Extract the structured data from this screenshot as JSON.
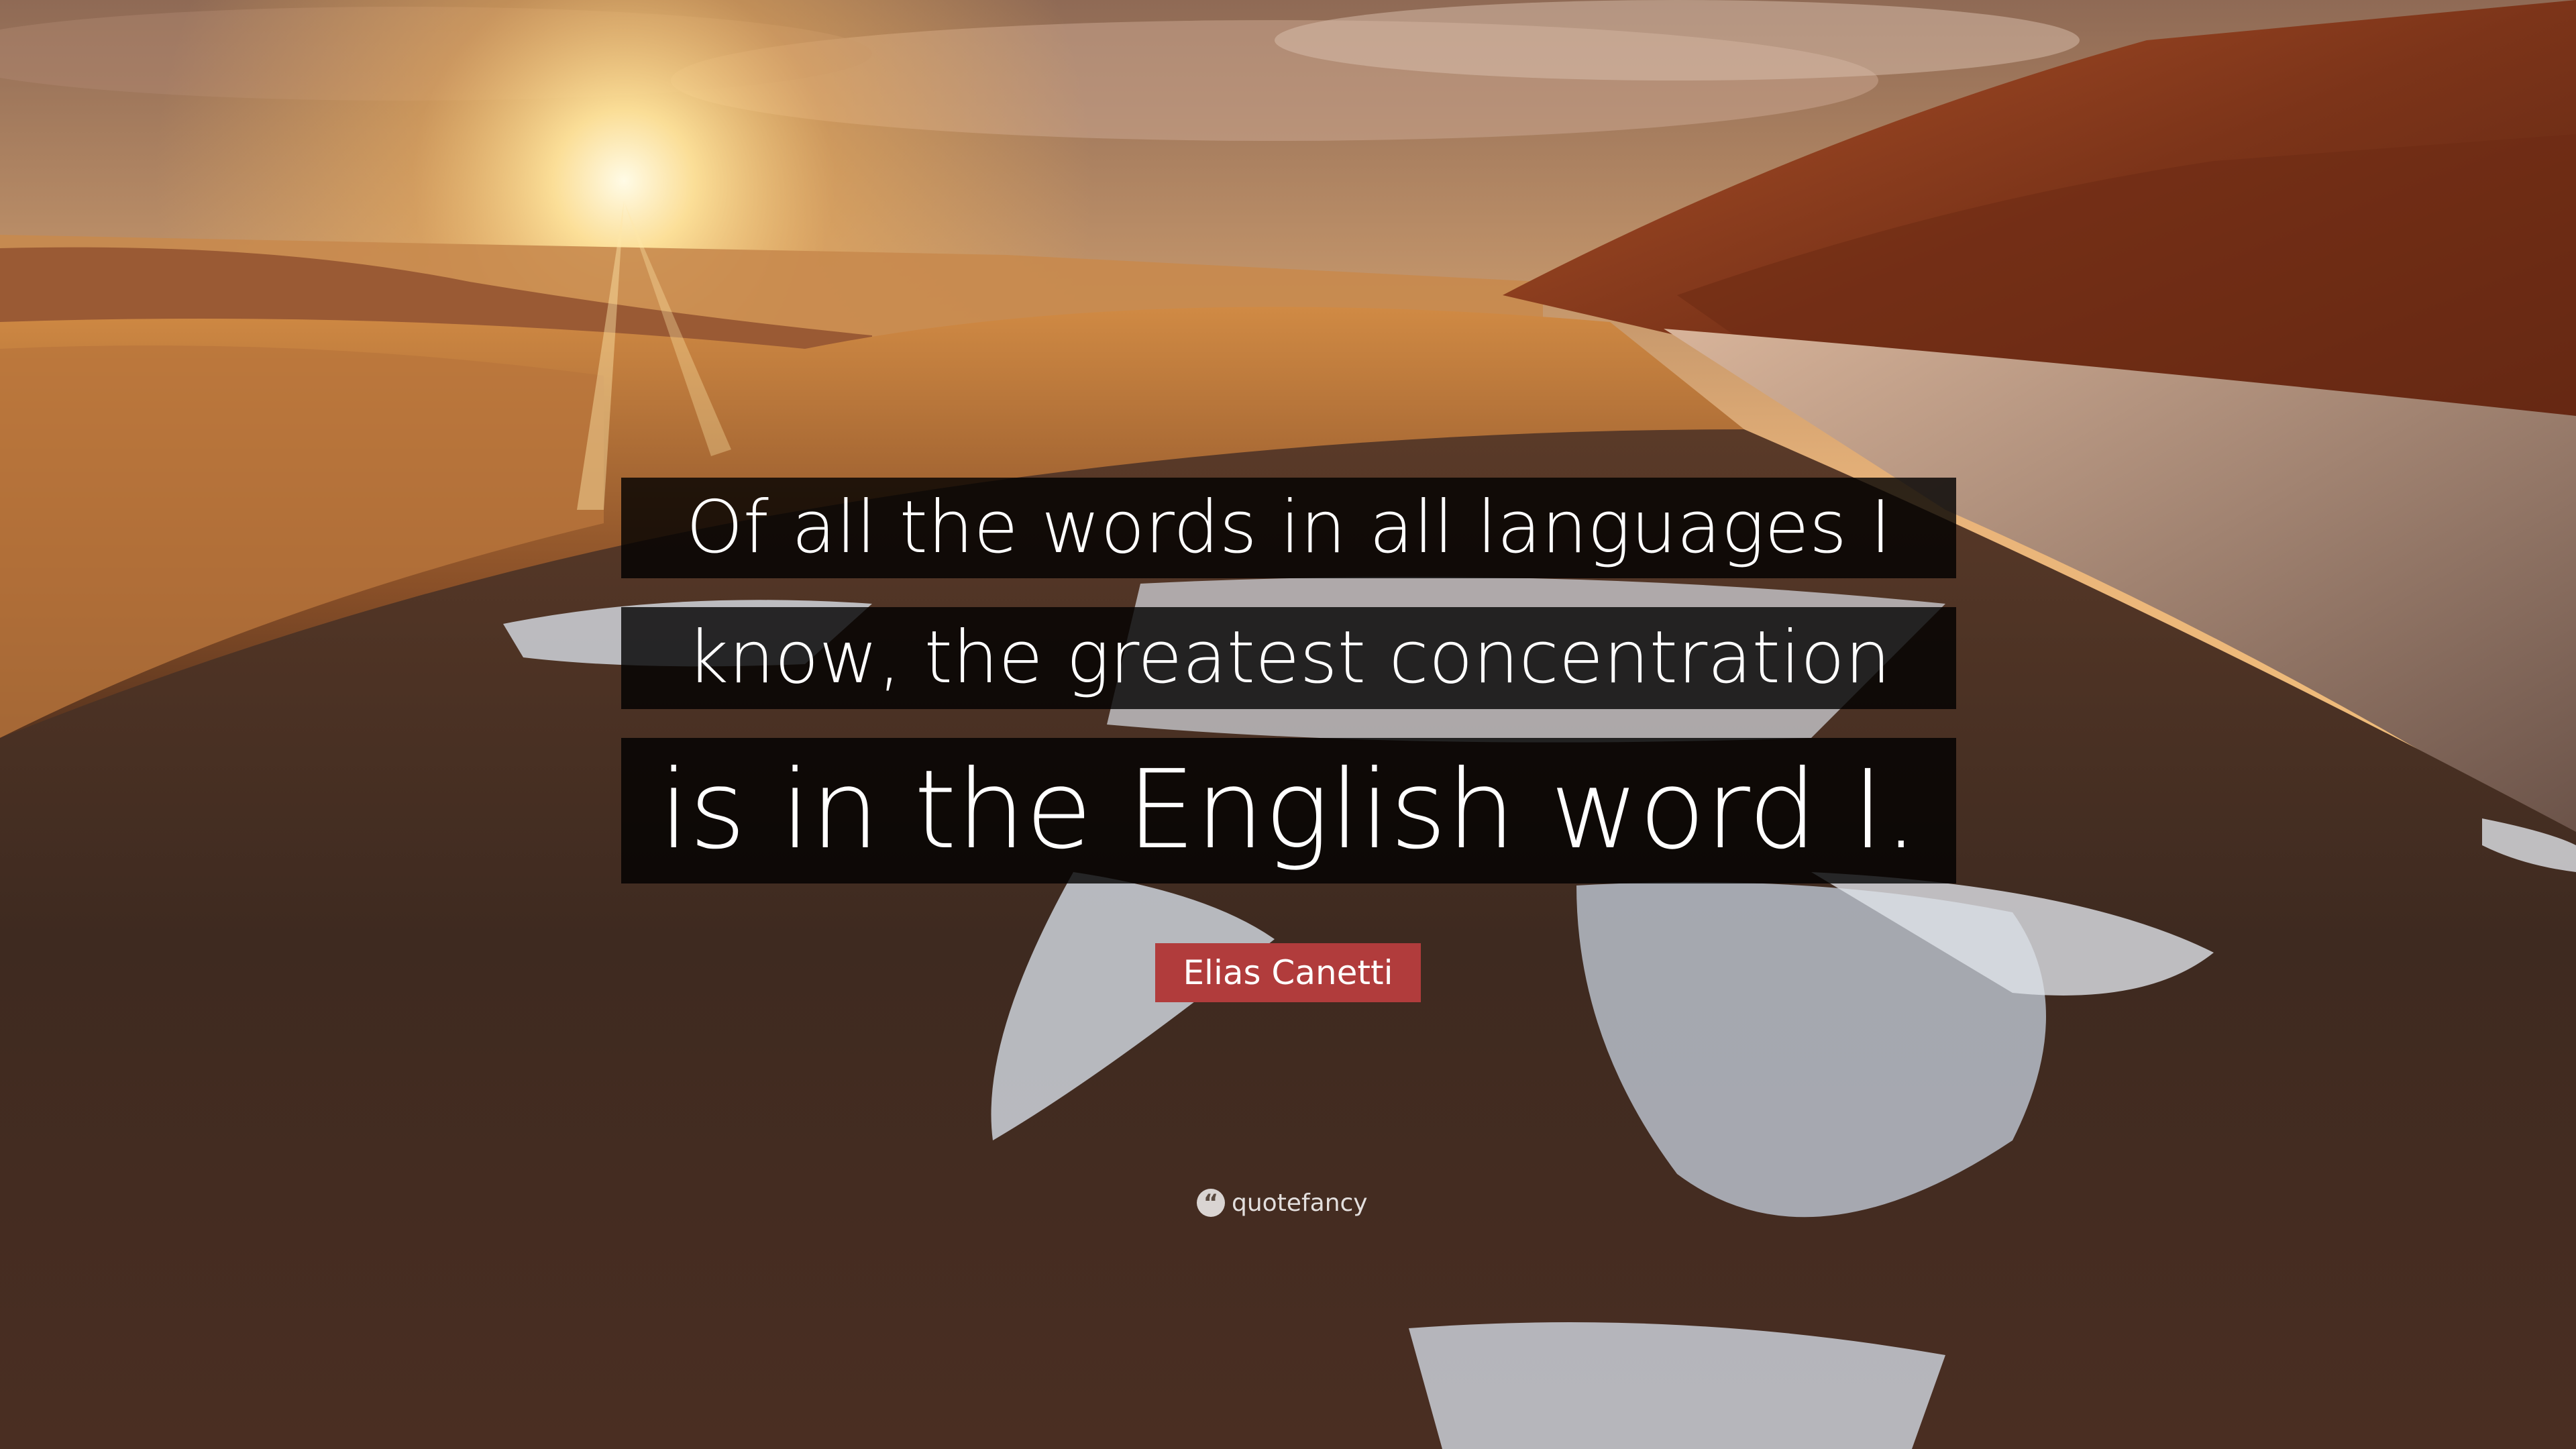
{
  "quote": {
    "lines": [
      "Of all the words in all languages I",
      "know, the greatest concentration",
      "is in the English word I."
    ]
  },
  "author": {
    "name": "Elias Canetti",
    "badge_color": "#b13c3c"
  },
  "watermark": {
    "icon": "quote-icon",
    "logo_text": "quotefancy"
  },
  "background": {
    "description_icon": "landscape-photo"
  }
}
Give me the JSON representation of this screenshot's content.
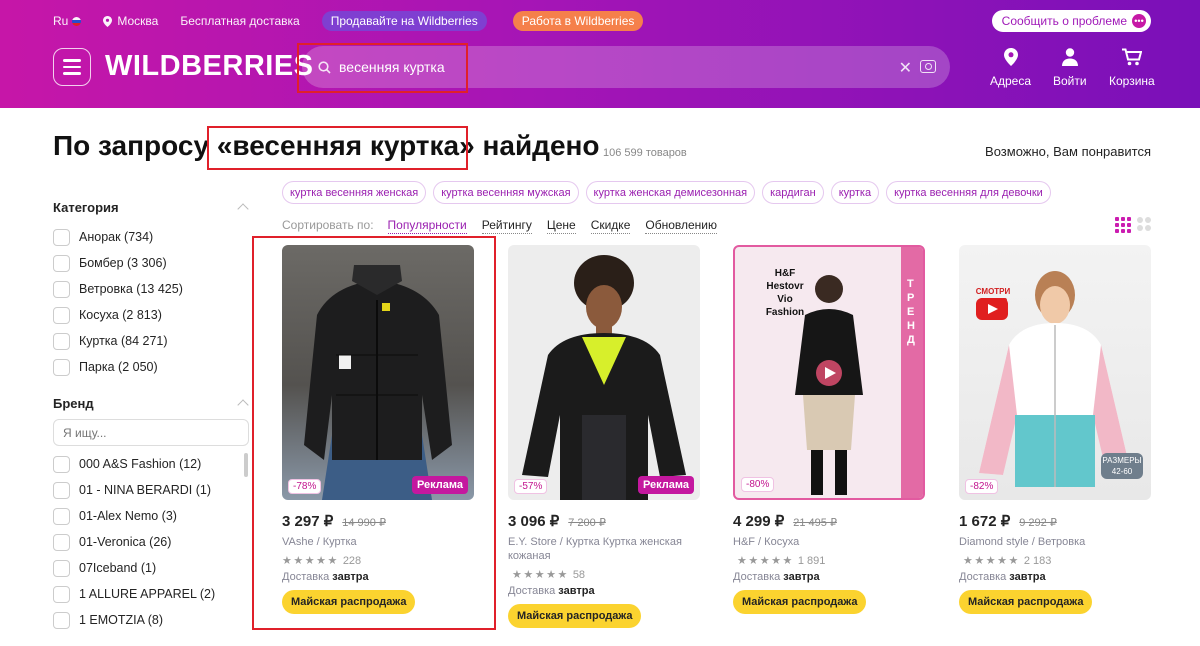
{
  "topbar": {
    "lang": "Ru",
    "city": "Москва",
    "delivery": "Бесплатная доставка",
    "sell": "Продавайте на Wildberries",
    "work": "Работа в Wildberries",
    "report": "Сообщить о проблеме"
  },
  "header": {
    "logo": "WILDBERRIES",
    "search_value": "весенняя куртка",
    "addresses": "Адреса",
    "login": "Войти",
    "cart": "Корзина"
  },
  "results": {
    "title_prefix": "По запросу ",
    "query": "«весенняя куртка»",
    "title_suffix": " найдено",
    "count": "106 599 товаров",
    "maybe": "Возможно, Вам понравится"
  },
  "tags": [
    "куртка весенняя женская",
    "куртка весенняя мужская",
    "куртка женская демисезонная",
    "кардиган",
    "куртка",
    "куртка весенняя для девочки"
  ],
  "sort": {
    "label": "Сортировать по:",
    "options": [
      "Популярности",
      "Рейтингу",
      "Цене",
      "Скидке",
      "Обновлению"
    ]
  },
  "filters": {
    "category_title": "Категория",
    "categories": [
      "Анорак (734)",
      "Бомбер (3 306)",
      "Ветровка (13 425)",
      "Косуха (2 813)",
      "Куртка (84 271)",
      "Парка (2 050)"
    ],
    "brand_title": "Бренд",
    "brand_placeholder": "Я ищу...",
    "brands": [
      "000 A&S Fashion (12)",
      "01 - NINA BERARDI (1)",
      "01-Alex Nemo (3)",
      "01-Veronica (26)",
      "07Iceband (1)",
      "1 ALLURE APPAREL (2)",
      "1 EMOTZIA (8)"
    ]
  },
  "products": [
    {
      "discount": "-78%",
      "ad": "Реклама",
      "price": "3 297 ₽",
      "old": "14 990 ₽",
      "name": "VAshe / Куртка",
      "reviews": "228",
      "delivery_label": "Доставка ",
      "delivery_day": "завтра",
      "sale": "Майская распродажа"
    },
    {
      "discount": "-57%",
      "ad": "Реклама",
      "price": "3 096 ₽",
      "old": "7 200 ₽",
      "name": "E.Y. Store / Куртка Куртка женская кожаная",
      "reviews": "58",
      "delivery_label": "Доставка ",
      "delivery_day": "завтра",
      "sale": "Майская распродажа"
    },
    {
      "discount": "-80%",
      "price": "4 299 ₽",
      "old": "21 495 ₽",
      "name": "H&F / Косуха",
      "reviews": "1 891",
      "delivery_label": "Доставка ",
      "delivery_day": "завтра",
      "img_text": "H&F Hestovr Vio Fashion",
      "img_side": "ТРЕНД",
      "sale": "Майская распродажа"
    },
    {
      "discount": "-82%",
      "price": "1 672 ₽",
      "old": "9 292 ₽",
      "name": "Diamond style / Ветровка",
      "reviews": "2 183",
      "delivery_label": "Доставка ",
      "delivery_day": "завтра",
      "img_text": "СМОТРИ ОБЗОР",
      "img_size": "РАЗМЕРЫ 42-60",
      "sale": "Майская распродажа"
    }
  ],
  "stars": "★★★★★"
}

REQUIRED TASK — Quote the records in full and exactly; skip any image.

THE RESPONSE —
Extract the structured data from this screenshot as JSON.
{
  "quote": {
    "lines": [
      "Of all the words in all languages I",
      "know, the greatest concentration",
      "is in the English word I."
    ]
  },
  "author": {
    "name": "Elias Canetti",
    "badge_color": "#b13c3c"
  },
  "watermark": {
    "icon": "quote-icon",
    "logo_text": "quotefancy"
  },
  "background": {
    "description_icon": "landscape-photo"
  }
}
Give me the JSON representation of this screenshot's content.
{
  "topbar": {
    "lang": "Ru",
    "city": "Москва",
    "delivery": "Бесплатная доставка",
    "sell": "Продавайте на Wildberries",
    "work": "Работа в Wildberries",
    "report": "Сообщить о проблеме"
  },
  "header": {
    "logo": "WILDBERRIES",
    "search_value": "весенняя куртка",
    "addresses": "Адреса",
    "login": "Войти",
    "cart": "Корзина"
  },
  "results": {
    "title_prefix": "По запросу ",
    "query": "«весенняя куртка»",
    "title_suffix": " найдено",
    "count": "106 599 товаров",
    "maybe": "Возможно, Вам понравится"
  },
  "tags": [
    "куртка весенняя женская",
    "куртка весенняя мужская",
    "куртка женская демисезонная",
    "кардиган",
    "куртка",
    "куртка весенняя для девочки"
  ],
  "sort": {
    "label": "Сортировать по:",
    "options": [
      "Популярности",
      "Рейтингу",
      "Цене",
      "Скидке",
      "Обновлению"
    ]
  },
  "filters": {
    "category_title": "Категория",
    "categories": [
      "Анорак (734)",
      "Бомбер (3 306)",
      "Ветровка (13 425)",
      "Косуха (2 813)",
      "Куртка (84 271)",
      "Парка (2 050)"
    ],
    "brand_title": "Бренд",
    "brand_placeholder": "Я ищу...",
    "brands": [
      "000 A&S Fashion (12)",
      "01 - NINA BERARDI (1)",
      "01-Alex Nemo (3)",
      "01-Veronica (26)",
      "07Iceband (1)",
      "1 ALLURE APPAREL (2)",
      "1 EMOTZIA (8)"
    ]
  },
  "products": [
    {
      "discount": "-78%",
      "ad": "Реклама",
      "price": "3 297 ₽",
      "old": "14 990 ₽",
      "name": "VAshe / Куртка",
      "reviews": "228",
      "delivery_label": "Доставка ",
      "delivery_day": "завтра",
      "sale": "Майская распродажа"
    },
    {
      "discount": "-57%",
      "ad": "Реклама",
      "price": "3 096 ₽",
      "old": "7 200 ₽",
      "name": "E.Y. Store / Куртка Куртка женская кожаная",
      "reviews": "58",
      "delivery_label": "Доставка ",
      "delivery_day": "завтра",
      "sale": "Майская распродажа"
    },
    {
      "discount": "-80%",
      "price": "4 299 ₽",
      "old": "21 495 ₽",
      "name": "H&F / Косуха",
      "reviews": "1 891",
      "delivery_label": "Доставка ",
      "delivery_day": "завтра",
      "img_text": "H&F Hestovr Vio Fashion",
      "img_side": "ТРЕНД",
      "sale": "Майская распродажа"
    },
    {
      "discount": "-82%",
      "price": "1 672 ₽",
      "old": "9 292 ₽",
      "name": "Diamond style / Ветровка",
      "reviews": "2 183",
      "delivery_label": "Доставка ",
      "delivery_day": "завтра",
      "img_text": "СМОТРИ ОБЗОР",
      "img_size": "РАЗМЕРЫ 42-60",
      "sale": "Майская распродажа"
    }
  ],
  "stars": "★★★★★"
}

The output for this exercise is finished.